Task prompt
From the entries that follow, list every line in which the string "uppdrag" appears.

Records supplied
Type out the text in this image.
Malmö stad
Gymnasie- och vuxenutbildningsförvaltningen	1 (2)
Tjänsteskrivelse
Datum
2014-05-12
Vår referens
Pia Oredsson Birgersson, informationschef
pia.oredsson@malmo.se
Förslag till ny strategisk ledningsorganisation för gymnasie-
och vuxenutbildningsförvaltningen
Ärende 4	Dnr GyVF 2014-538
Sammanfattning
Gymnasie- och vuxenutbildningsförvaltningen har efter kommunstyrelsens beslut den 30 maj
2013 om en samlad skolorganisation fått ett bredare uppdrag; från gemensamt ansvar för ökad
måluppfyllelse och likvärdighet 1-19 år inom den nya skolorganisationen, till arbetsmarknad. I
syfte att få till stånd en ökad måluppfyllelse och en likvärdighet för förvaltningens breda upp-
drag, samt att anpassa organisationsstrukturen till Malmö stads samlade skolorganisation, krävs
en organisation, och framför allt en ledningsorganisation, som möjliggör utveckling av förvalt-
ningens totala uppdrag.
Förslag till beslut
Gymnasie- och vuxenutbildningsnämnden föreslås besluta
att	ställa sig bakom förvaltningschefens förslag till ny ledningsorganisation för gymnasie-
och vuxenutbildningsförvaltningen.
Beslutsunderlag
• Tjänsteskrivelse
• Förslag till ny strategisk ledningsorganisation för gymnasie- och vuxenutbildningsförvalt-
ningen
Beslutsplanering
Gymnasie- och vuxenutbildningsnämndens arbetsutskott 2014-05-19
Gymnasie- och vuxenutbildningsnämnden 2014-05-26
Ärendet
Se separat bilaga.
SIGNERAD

Answer below
2013 om en samlad skolorganisation fått ett bredare uppdrag; från gemensamt ansvar för ökad
ningens totala uppdrag.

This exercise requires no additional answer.